--- Start of Data excerpts ---
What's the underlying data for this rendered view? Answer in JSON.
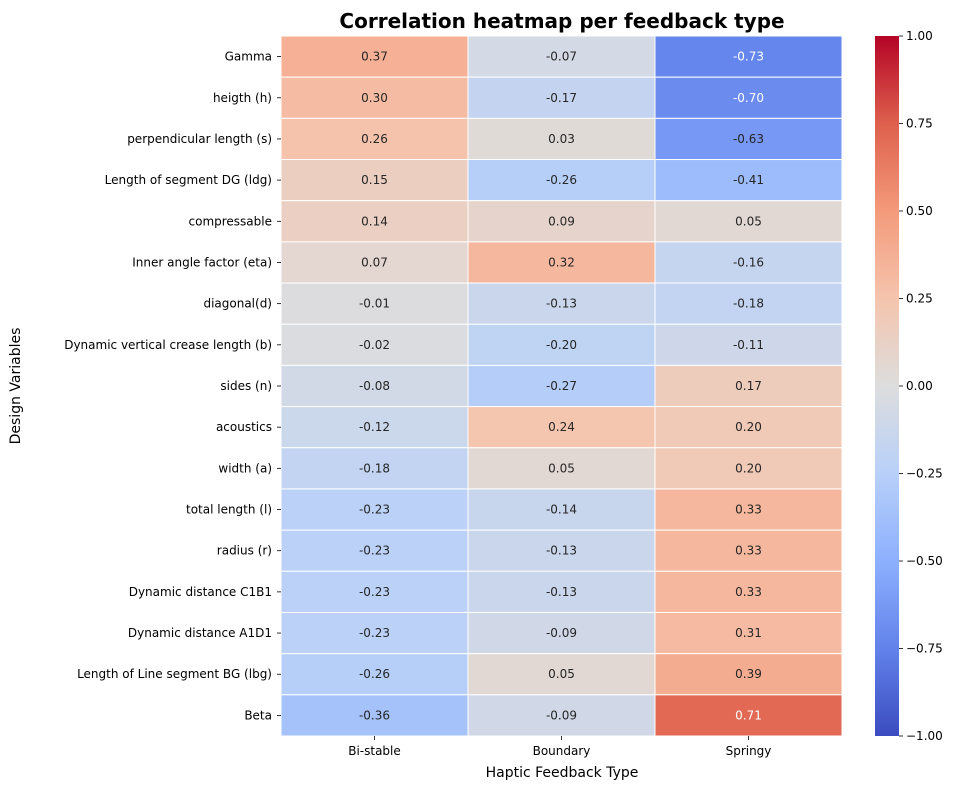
{
  "chart_data": {
    "type": "heatmap",
    "title": "Correlation heatmap per feedback type",
    "xlabel": "Haptic Feedback Type",
    "ylabel": "Design Variables",
    "columns": [
      "Bi-stable",
      "Boundary",
      "Springy"
    ],
    "rows": [
      "Gamma",
      "heigth (h)",
      "perpendicular length (s)",
      "Length of segment DG (ldg)",
      "compressable",
      "Inner angle factor (eta)",
      "diagonal(d)",
      "Dynamic vertical crease length (b)",
      "sides (n)",
      "acoustics",
      "width (a)",
      "total length (l)",
      "radius (r)",
      "Dynamic distance C1B1",
      "Dynamic distance A1D1",
      "Length of Line segment BG (lbg)",
      "Beta"
    ],
    "values": [
      [
        0.37,
        -0.07,
        -0.73
      ],
      [
        0.3,
        -0.17,
        -0.7
      ],
      [
        0.26,
        0.03,
        -0.63
      ],
      [
        0.15,
        -0.26,
        -0.41
      ],
      [
        0.14,
        0.09,
        0.05
      ],
      [
        0.07,
        0.32,
        -0.16
      ],
      [
        -0.01,
        -0.13,
        -0.18
      ],
      [
        -0.02,
        -0.2,
        -0.11
      ],
      [
        -0.08,
        -0.27,
        0.17
      ],
      [
        -0.12,
        0.24,
        0.2
      ],
      [
        -0.18,
        0.05,
        0.2
      ],
      [
        -0.23,
        -0.14,
        0.33
      ],
      [
        -0.23,
        -0.13,
        0.33
      ],
      [
        -0.23,
        -0.13,
        0.33
      ],
      [
        -0.23,
        -0.09,
        0.31
      ],
      [
        -0.26,
        0.05,
        0.39
      ],
      [
        -0.36,
        -0.09,
        0.71
      ]
    ],
    "colormap": "coolwarm",
    "vmin": -1.0,
    "vmax": 1.0,
    "colorbar_ticks": [
      "1.00",
      "0.75",
      "0.50",
      "0.25",
      "0.00",
      "−0.25",
      "−0.50",
      "−0.75",
      "−1.00"
    ],
    "colorbar_tick_values": [
      1.0,
      0.75,
      0.5,
      0.25,
      0.0,
      -0.25,
      -0.5,
      -0.75,
      -1.0
    ]
  }
}
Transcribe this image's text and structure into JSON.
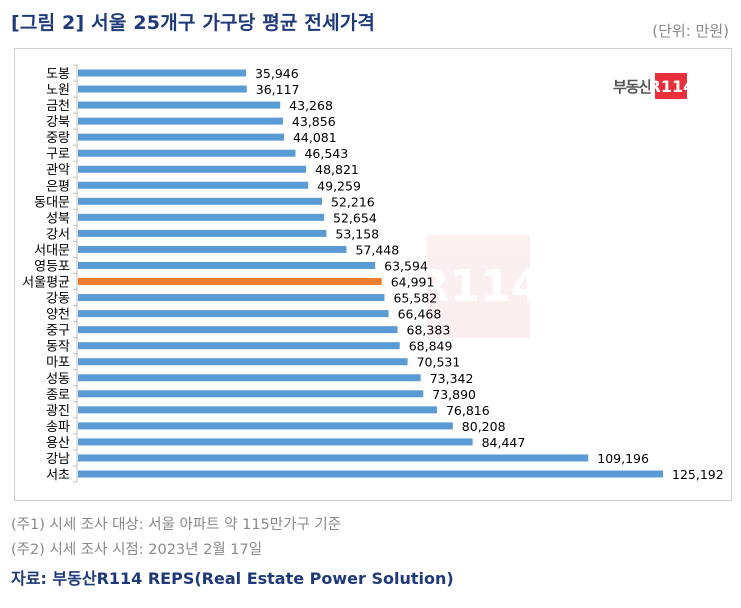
--- End of Data excerpts ---
§ Your goal:
Extract all the entries word for word; omit any pictures.

§ Task output:
What's the underlying data for this rendered view? Answer in JSON.
{
  "chart_data": {
    "type": "heatmap",
    "title": "Correlation heatmap per feedback type",
    "xlabel": "Haptic Feedback Type",
    "ylabel": "Design Variables",
    "columns": [
      "Bi-stable",
      "Boundary",
      "Springy"
    ],
    "rows": [
      "Gamma",
      "heigth (h)",
      "perpendicular length (s)",
      "Length of segment DG (ldg)",
      "compressable",
      "Inner angle factor (eta)",
      "diagonal(d)",
      "Dynamic vertical crease length (b)",
      "sides (n)",
      "acoustics",
      "width (a)",
      "total length (l)",
      "radius (r)",
      "Dynamic distance C1B1",
      "Dynamic distance A1D1",
      "Length of Line segment BG (lbg)",
      "Beta"
    ],
    "values": [
      [
        0.37,
        -0.07,
        -0.73
      ],
      [
        0.3,
        -0.17,
        -0.7
      ],
      [
        0.26,
        0.03,
        -0.63
      ],
      [
        0.15,
        -0.26,
        -0.41
      ],
      [
        0.14,
        0.09,
        0.05
      ],
      [
        0.07,
        0.32,
        -0.16
      ],
      [
        -0.01,
        -0.13,
        -0.18
      ],
      [
        -0.02,
        -0.2,
        -0.11
      ],
      [
        -0.08,
        -0.27,
        0.17
      ],
      [
        -0.12,
        0.24,
        0.2
      ],
      [
        -0.18,
        0.05,
        0.2
      ],
      [
        -0.23,
        -0.14,
        0.33
      ],
      [
        -0.23,
        -0.13,
        0.33
      ],
      [
        -0.23,
        -0.13,
        0.33
      ],
      [
        -0.23,
        -0.09,
        0.31
      ],
      [
        -0.26,
        0.05,
        0.39
      ],
      [
        -0.36,
        -0.09,
        0.71
      ]
    ],
    "colormap": "coolwarm",
    "vmin": -1.0,
    "vmax": 1.0,
    "colorbar_ticks": [
      "1.00",
      "0.75",
      "0.50",
      "0.25",
      "0.00",
      "−0.25",
      "−0.50",
      "−0.75",
      "−1.00"
    ],
    "colorbar_tick_values": [
      1.0,
      0.75,
      0.5,
      0.25,
      0.0,
      -0.25,
      -0.5,
      -0.75,
      -1.0
    ]
  }
}
Transcribe this image's text and structure into JSON.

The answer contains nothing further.